What to produce -
Look for the word "tłumaczeniem" in the entries below, then copy every line that has it.

── Material to process

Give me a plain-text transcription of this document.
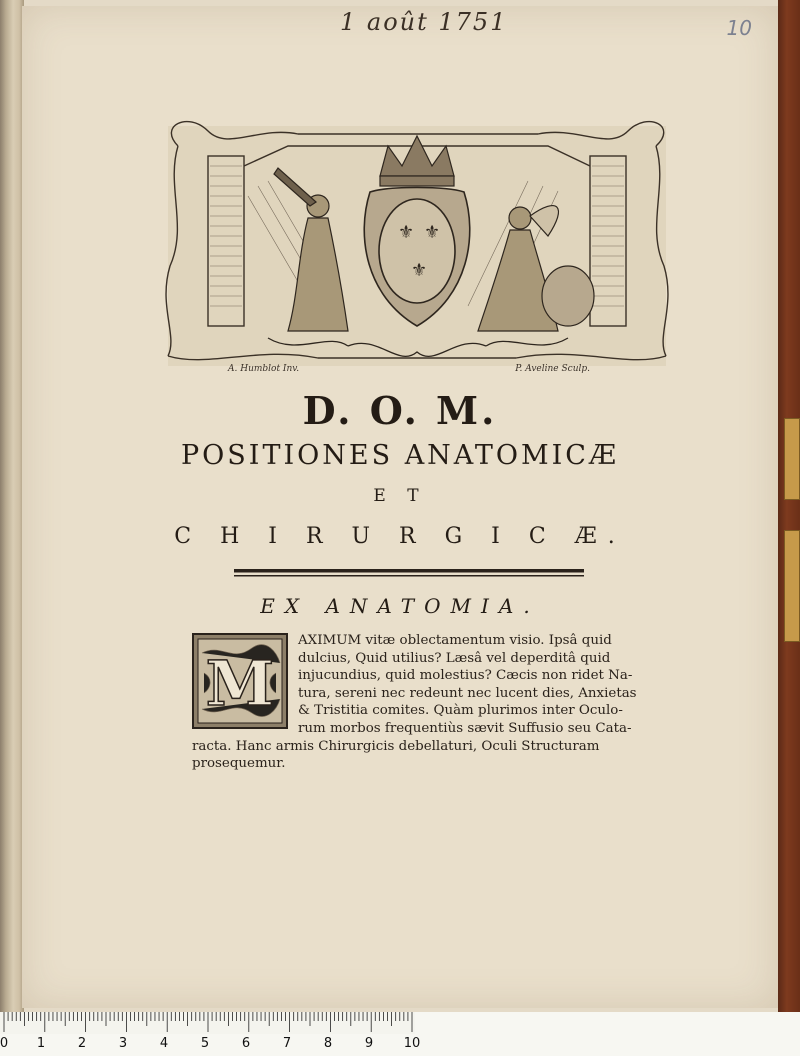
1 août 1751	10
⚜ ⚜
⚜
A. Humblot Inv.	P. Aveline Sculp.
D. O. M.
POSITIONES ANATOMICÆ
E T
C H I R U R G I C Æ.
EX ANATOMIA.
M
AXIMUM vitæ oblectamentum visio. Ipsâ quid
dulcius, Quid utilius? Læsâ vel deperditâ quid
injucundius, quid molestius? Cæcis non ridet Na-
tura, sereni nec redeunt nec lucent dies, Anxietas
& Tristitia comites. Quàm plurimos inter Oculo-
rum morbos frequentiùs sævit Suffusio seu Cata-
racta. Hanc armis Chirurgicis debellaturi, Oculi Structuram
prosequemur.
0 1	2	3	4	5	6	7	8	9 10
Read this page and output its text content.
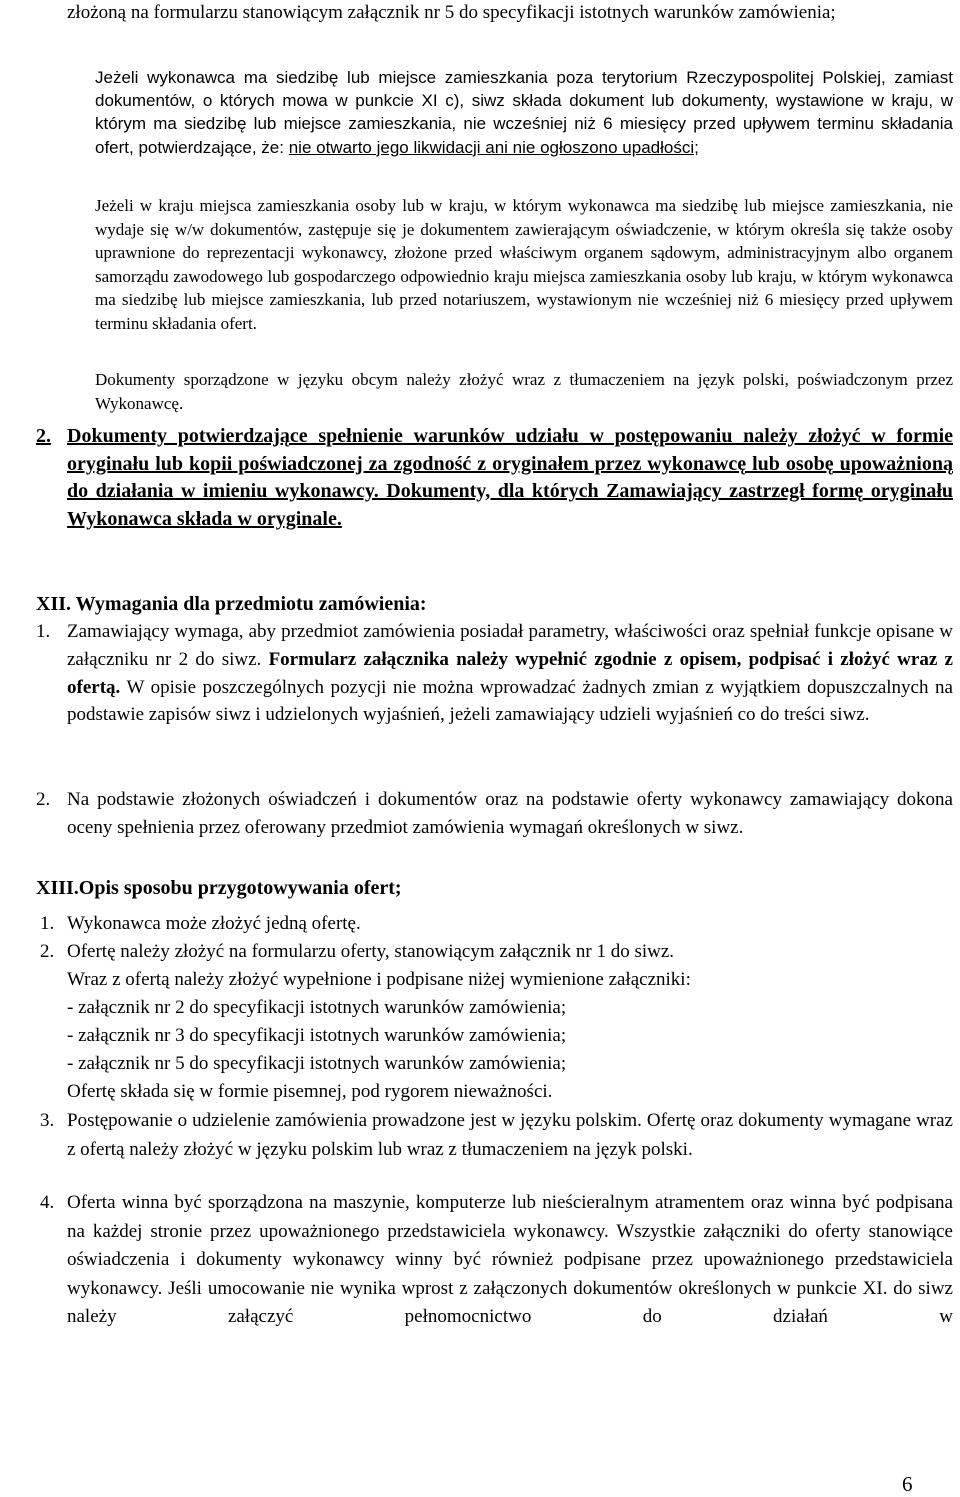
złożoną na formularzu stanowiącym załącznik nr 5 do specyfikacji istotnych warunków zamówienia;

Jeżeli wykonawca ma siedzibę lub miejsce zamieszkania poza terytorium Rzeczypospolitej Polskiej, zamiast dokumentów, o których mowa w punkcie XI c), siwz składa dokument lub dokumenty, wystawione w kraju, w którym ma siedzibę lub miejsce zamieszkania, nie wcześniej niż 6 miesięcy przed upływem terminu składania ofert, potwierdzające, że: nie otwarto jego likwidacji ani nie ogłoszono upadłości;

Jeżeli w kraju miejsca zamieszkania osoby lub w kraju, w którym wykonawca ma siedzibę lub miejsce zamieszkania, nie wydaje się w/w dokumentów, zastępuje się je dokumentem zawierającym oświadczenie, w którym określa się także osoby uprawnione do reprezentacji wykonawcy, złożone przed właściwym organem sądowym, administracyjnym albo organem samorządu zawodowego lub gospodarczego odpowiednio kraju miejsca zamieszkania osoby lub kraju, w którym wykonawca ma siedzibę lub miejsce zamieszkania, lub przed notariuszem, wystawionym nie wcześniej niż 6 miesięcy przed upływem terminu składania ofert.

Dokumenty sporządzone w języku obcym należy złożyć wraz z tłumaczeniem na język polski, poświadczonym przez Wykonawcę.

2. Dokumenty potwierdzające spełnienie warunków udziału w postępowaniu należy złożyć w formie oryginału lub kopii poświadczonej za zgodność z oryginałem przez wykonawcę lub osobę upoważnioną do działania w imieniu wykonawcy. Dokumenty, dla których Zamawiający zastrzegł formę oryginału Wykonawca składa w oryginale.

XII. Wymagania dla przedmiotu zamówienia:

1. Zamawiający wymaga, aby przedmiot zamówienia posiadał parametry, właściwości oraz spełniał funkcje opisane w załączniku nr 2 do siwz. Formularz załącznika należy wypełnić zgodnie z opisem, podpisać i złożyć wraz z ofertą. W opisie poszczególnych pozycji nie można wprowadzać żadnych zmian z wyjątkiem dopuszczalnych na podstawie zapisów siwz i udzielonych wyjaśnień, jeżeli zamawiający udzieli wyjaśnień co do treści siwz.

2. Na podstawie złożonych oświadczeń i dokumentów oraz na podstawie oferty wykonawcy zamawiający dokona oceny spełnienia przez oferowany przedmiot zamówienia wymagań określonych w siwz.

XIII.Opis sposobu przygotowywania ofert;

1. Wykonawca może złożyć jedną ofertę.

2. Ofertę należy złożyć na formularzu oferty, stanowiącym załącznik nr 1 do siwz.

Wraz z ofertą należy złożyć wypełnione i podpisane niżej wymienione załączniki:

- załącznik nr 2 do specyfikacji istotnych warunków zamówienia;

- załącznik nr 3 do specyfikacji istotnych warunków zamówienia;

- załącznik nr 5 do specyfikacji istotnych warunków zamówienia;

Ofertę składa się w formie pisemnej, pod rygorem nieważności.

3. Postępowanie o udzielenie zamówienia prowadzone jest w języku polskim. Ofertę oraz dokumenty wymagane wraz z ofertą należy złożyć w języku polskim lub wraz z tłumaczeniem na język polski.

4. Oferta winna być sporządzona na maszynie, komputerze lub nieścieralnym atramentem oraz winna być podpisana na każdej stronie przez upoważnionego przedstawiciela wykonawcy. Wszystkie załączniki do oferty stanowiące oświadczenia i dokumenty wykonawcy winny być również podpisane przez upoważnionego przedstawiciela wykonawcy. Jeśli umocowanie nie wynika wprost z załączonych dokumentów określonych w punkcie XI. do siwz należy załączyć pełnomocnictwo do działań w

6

────

Finished exercise -
Dokumenty sporządzone w języku obcym należy złożyć wraz z tłumaczeniem na język polski, poświadczonym przez Wykonawcę.
3. Postępowanie o udzielenie zamówienia prowadzone jest w języku polskim. Ofertę oraz dokumenty wymagane wraz z ofertą należy złożyć w języku polskim lub wraz z tłumaczeniem na język polski.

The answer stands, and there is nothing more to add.